#### [EXERCISE TASK]
Pictures are not part of the copy; repeat everything else in the records exactly.

#### [INPUT]

══════

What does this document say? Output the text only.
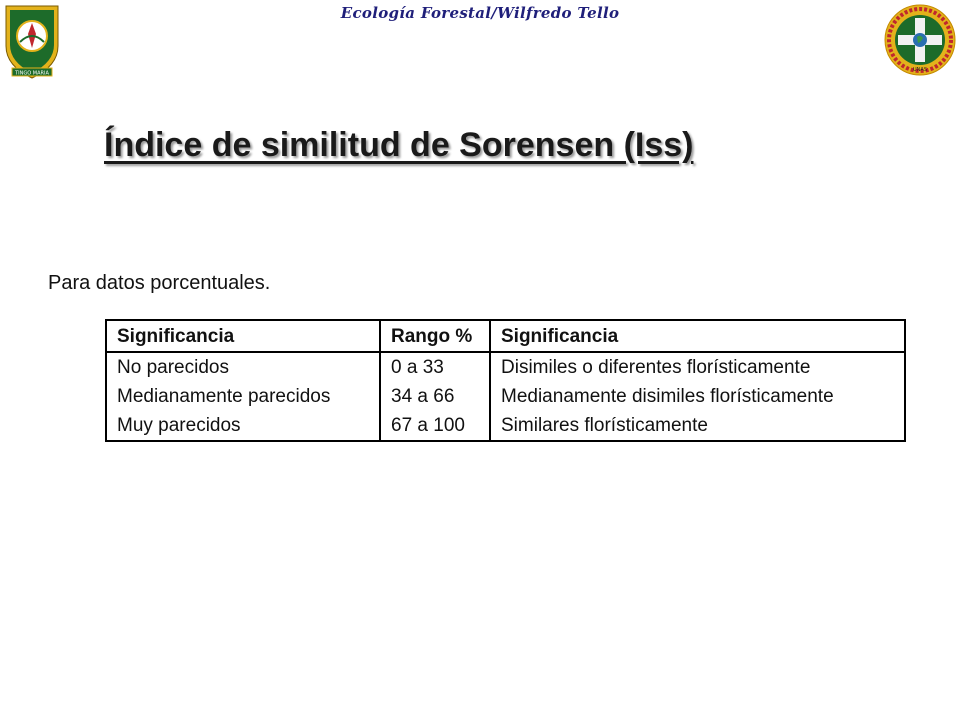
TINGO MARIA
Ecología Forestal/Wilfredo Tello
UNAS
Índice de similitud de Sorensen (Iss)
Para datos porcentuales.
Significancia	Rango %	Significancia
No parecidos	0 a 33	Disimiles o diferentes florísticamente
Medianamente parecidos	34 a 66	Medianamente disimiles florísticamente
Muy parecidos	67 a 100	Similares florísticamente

══════

#### [COMPLETE RESPONSE]
What does this document say? Output the text only.
TINGO MARIA
Ecología Forestal/Wilfredo Tello
UNAS
Índice de similitud de Sorensen (Iss)
Para datos porcentuales.
Significancia	Rango %	Significancia
No parecidos	0 a 33	Disimiles o diferentes florísticamente
Medianamente parecidos	34 a 66	Medianamente disimiles florísticamente
Muy parecidos	67 a 100	Similares florísticamente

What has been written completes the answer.